• GIVEN TASK
Drop the pictures from the entries below, then reproduce the rest exactly.
──────────
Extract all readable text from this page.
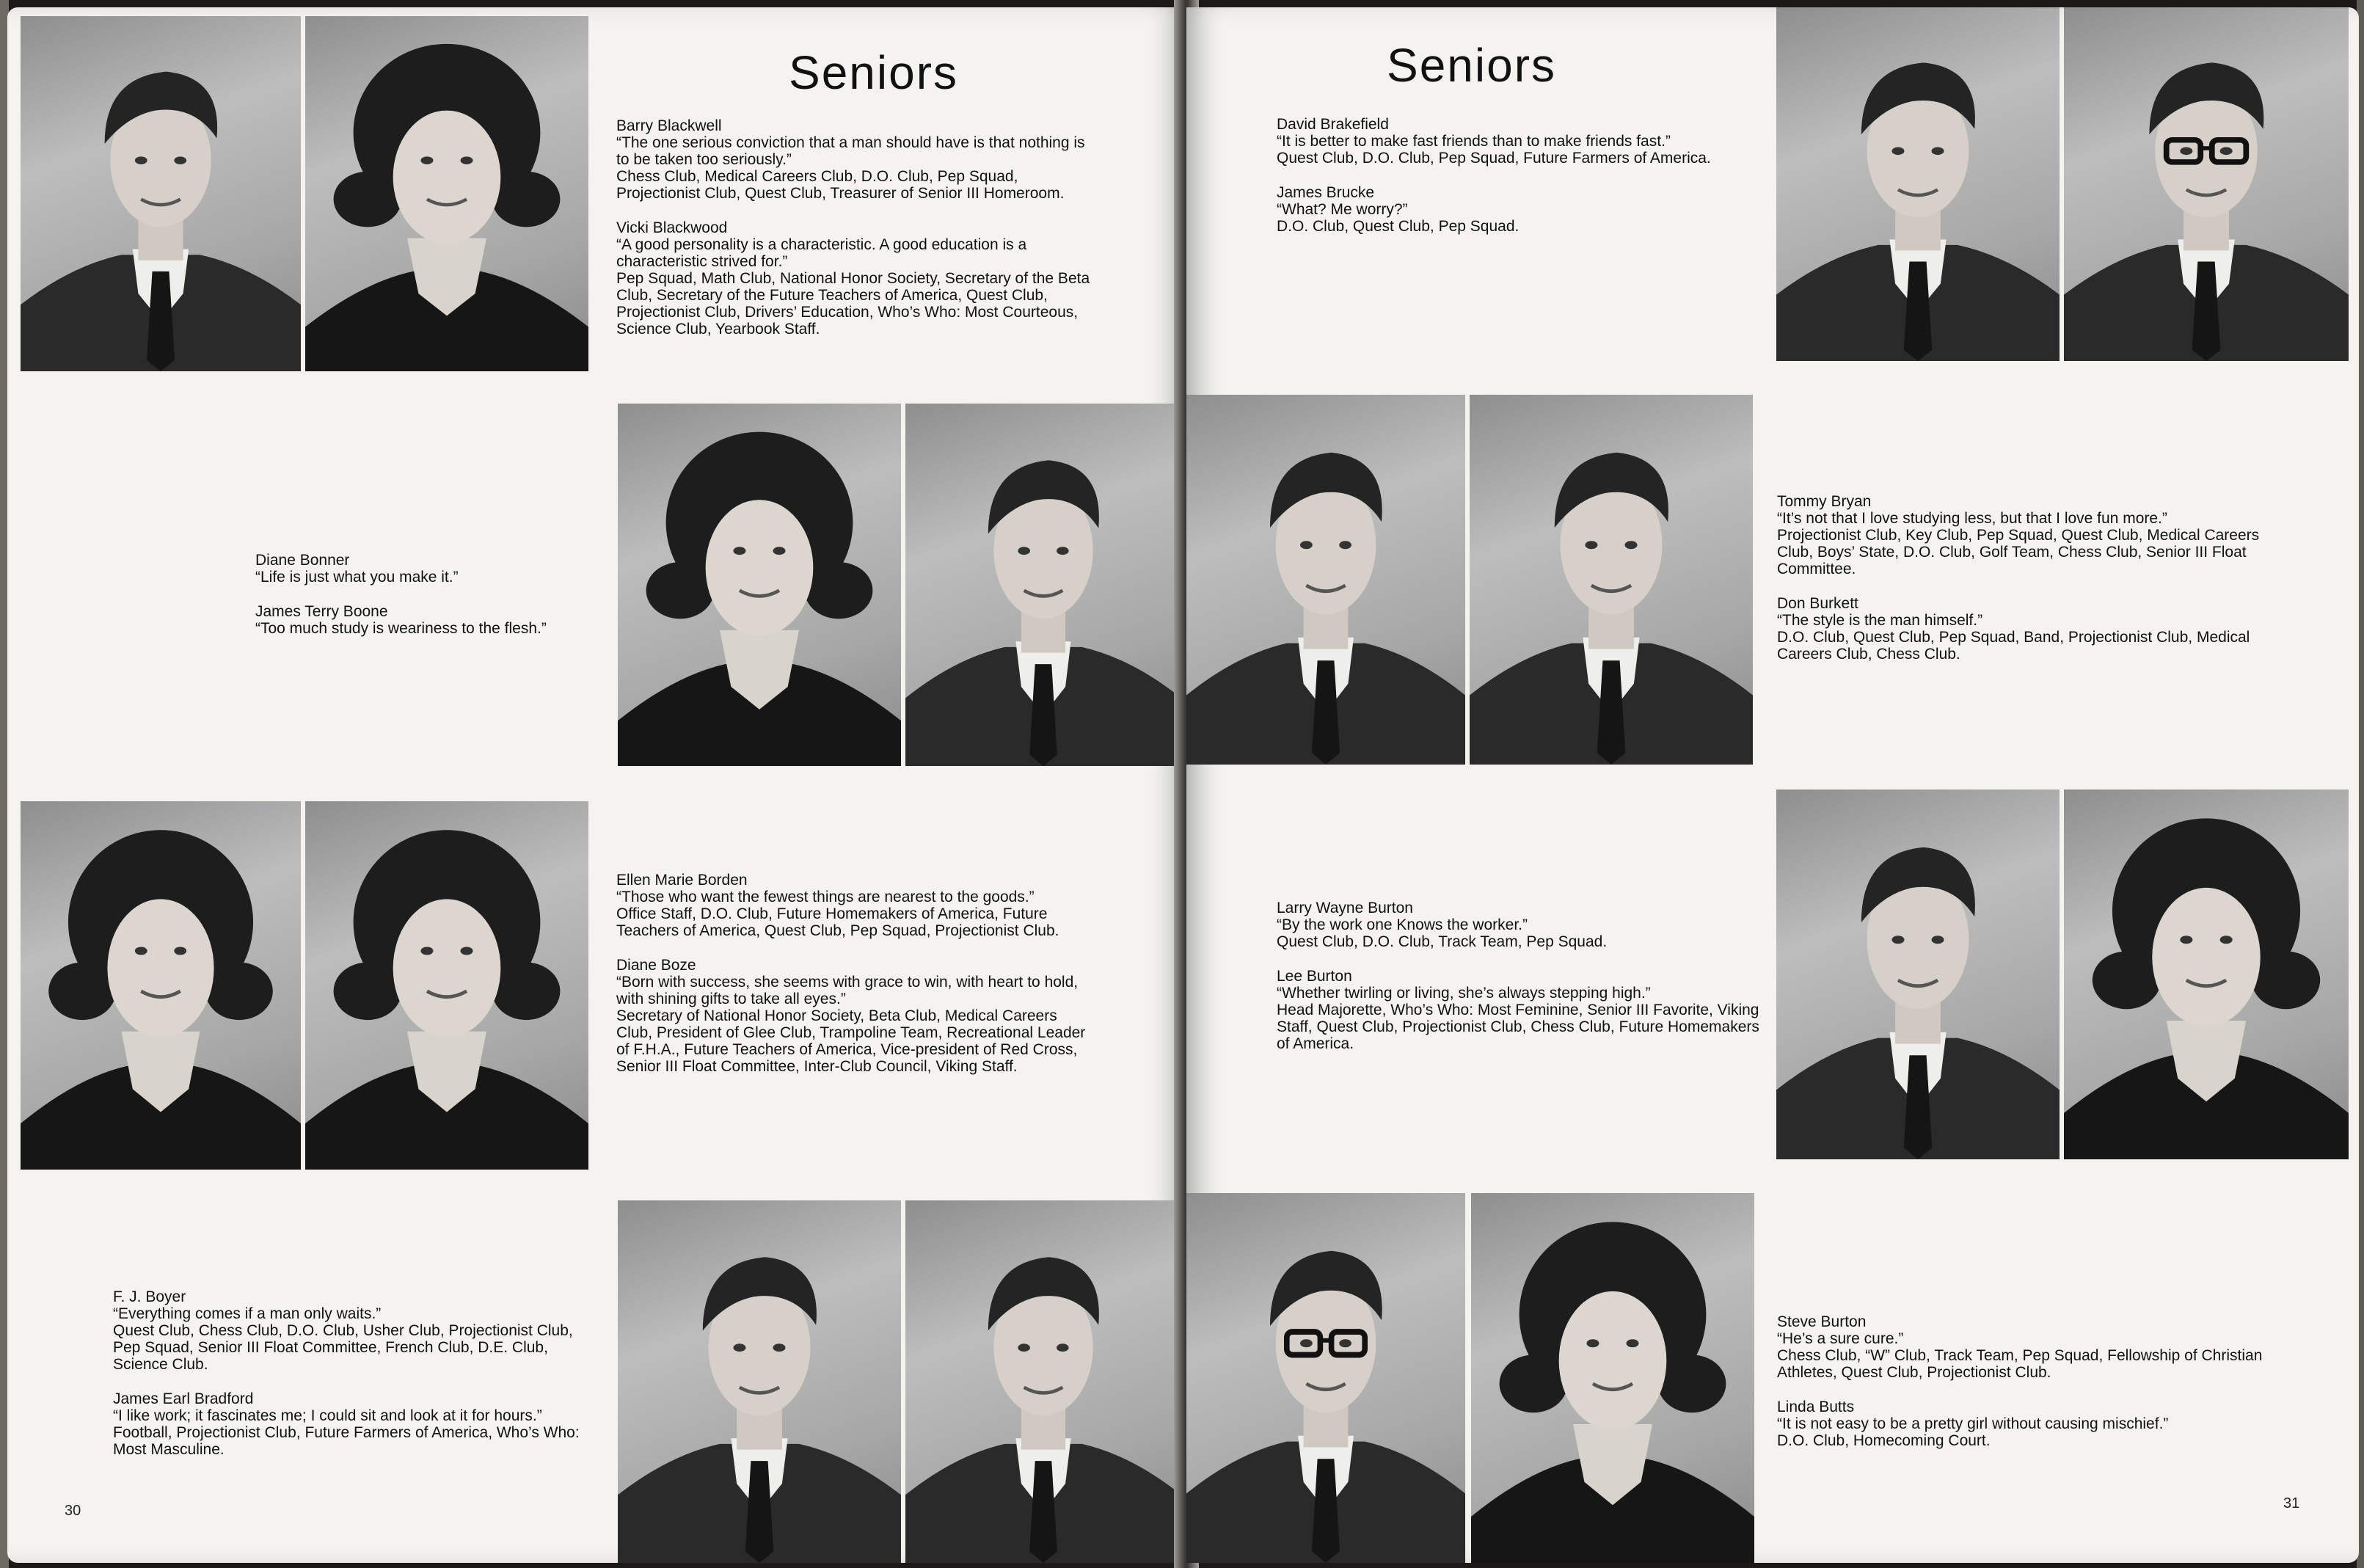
Seniors

Barry Blackwell

“The one serious conviction that a man should have is that nothing is to be taken too seriously.”

Chess Club, Medical Careers Club, D.O. Club, Pep Squad, Projectionist Club, Quest Club, Treasurer of Senior III Homeroom.

Vicki Blackwood

“A good personality is a characteristic. A good education is a characteristic strived for.”

Pep Squad, Math Club, National Honor Society, Secretary of the Beta Club, Secretary of the Future Teachers of America, Quest Club, Projectionist Club, Drivers’ Education, Who’s Who: Most Courteous, Science Club, Yearbook Staff.

Diane Bonner

“Life is just what you make it.”

James Terry Boone

“Too much study is weariness to the flesh.”

Ellen Marie Borden

“Those who want the fewest things are nearest to the goods.”

Office Staff, D.O. Club, Future Homemakers of America, Future Teachers of America, Quest Club, Pep Squad, Projectionist Club.

Diane Boze

“Born with success, she seems with grace to win, with heart to hold, with shining gifts to take all eyes.”

Secretary of National Honor Society, Beta Club, Medical Careers Club, President of Glee Club, Trampoline Team, Recreational Leader of F.H.A., Future Teachers of America, Vice-president of Red Cross, Senior III Float Committee, Inter-Club Council, Viking Staff.

F. J. Boyer

“Everything comes if a man only waits.”

Quest Club, Chess Club, D.O. Club, Usher Club, Projectionist Club, Pep Squad, Senior III Float Committee, French Club, D.E. Club, Science Club.

James Earl Bradford

“I like work; it fascinates me; I could sit and look at it for hours.”

Football, Projectionist Club, Future Farmers of America, Who’s Who: Most Masculine.

30
Seniors

David Brakefield

“It is better to make fast friends than to make friends fast.”

Quest Club, D.O. Club, Pep Squad, Future Farmers of America.

James Brucke

“What? Me worry?”

D.O. Club, Quest Club, Pep Squad.

Tommy Bryan

“It’s not that I love studying less, but that I love fun more.”

Projectionist Club, Key Club, Pep Squad, Quest Club, Medical Careers Club, Boys’ State, D.O. Club, Golf Team, Chess Club, Senior III Float Committee.

Don Burkett

“The style is the man himself.”

D.O. Club, Quest Club, Pep Squad, Band, Projectionist Club, Medical Careers Club, Chess Club.

Larry Wayne Burton

“By the work one Knows the worker.”

Quest Club, D.O. Club, Track Team, Pep Squad.

Lee Burton

“Whether twirling or living, she’s always stepping high.”

Head Majorette, Who’s Who: Most Feminine, Senior III Favorite, Viking Staff, Quest Club, Projectionist Club, Chess Club, Future Homemakers of America.

Steve Burton

“He’s a sure cure.”

Chess Club, “W” Club, Track Team, Pep Squad, Fellowship of Christian Athletes, Quest Club, Projectionist Club.

Linda Butts

“It is not easy to be a pretty girl without causing mischief.”

D.O. Club, Homecoming Court.

31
──────────
• SOLUTION TO THE EXERCISE
Extract all readable text from this page.
Seniors

Barry Blackwell

“The one serious conviction that a man should have is that nothing is to be taken too seriously.”

Chess Club, Medical Careers Club, D.O. Club, Pep Squad, Projectionist Club, Quest Club, Treasurer of Senior III Homeroom.

Vicki Blackwood

“A good personality is a characteristic. A good education is a characteristic strived for.”

Pep Squad, Math Club, National Honor Society, Secretary of the Beta Club, Secretary of the Future Teachers of America, Quest Club, Projectionist Club, Drivers’ Education, Who’s Who: Most Courteous, Science Club, Yearbook Staff.

Diane Bonner

“Life is just what you make it.”

James Terry Boone

“Too much study is weariness to the flesh.”

Ellen Marie Borden

“Those who want the fewest things are nearest to the goods.”

Office Staff, D.O. Club, Future Homemakers of America, Future Teachers of America, Quest Club, Pep Squad, Projectionist Club.

Diane Boze

“Born with success, she seems with grace to win, with heart to hold, with shining gifts to take all eyes.”

Secretary of National Honor Society, Beta Club, Medical Careers Club, President of Glee Club, Trampoline Team, Recreational Leader of F.H.A., Future Teachers of America, Vice-president of Red Cross, Senior III Float Committee, Inter-Club Council, Viking Staff.

F. J. Boyer

“Everything comes if a man only waits.”

Quest Club, Chess Club, D.O. Club, Usher Club, Projectionist Club, Pep Squad, Senior III Float Committee, French Club, D.E. Club, Science Club.

James Earl Bradford

“I like work; it fascinates me; I could sit and look at it for hours.”

Football, Projectionist Club, Future Farmers of America, Who’s Who: Most Masculine.

30
Seniors

David Brakefield

“It is better to make fast friends than to make friends fast.”

Quest Club, D.O. Club, Pep Squad, Future Farmers of America.

James Brucke

“What? Me worry?”

D.O. Club, Quest Club, Pep Squad.

Tommy Bryan

“It’s not that I love studying less, but that I love fun more.”

Projectionist Club, Key Club, Pep Squad, Quest Club, Medical Careers Club, Boys’ State, D.O. Club, Golf Team, Chess Club, Senior III Float Committee.

Don Burkett

“The style is the man himself.”

D.O. Club, Quest Club, Pep Squad, Band, Projectionist Club, Medical Careers Club, Chess Club.

Larry Wayne Burton

“By the work one Knows the worker.”

Quest Club, D.O. Club, Track Team, Pep Squad.

Lee Burton

“Whether twirling or living, she’s always stepping high.”

Head Majorette, Who’s Who: Most Feminine, Senior III Favorite, Viking Staff, Quest Club, Projectionist Club, Chess Club, Future Homemakers of America.

Steve Burton

“He’s a sure cure.”

Chess Club, “W” Club, Track Team, Pep Squad, Fellowship of Christian Athletes, Quest Club, Projectionist Club.

Linda Butts

“It is not easy to be a pretty girl without causing mischief.”

D.O. Club, Homecoming Court.

31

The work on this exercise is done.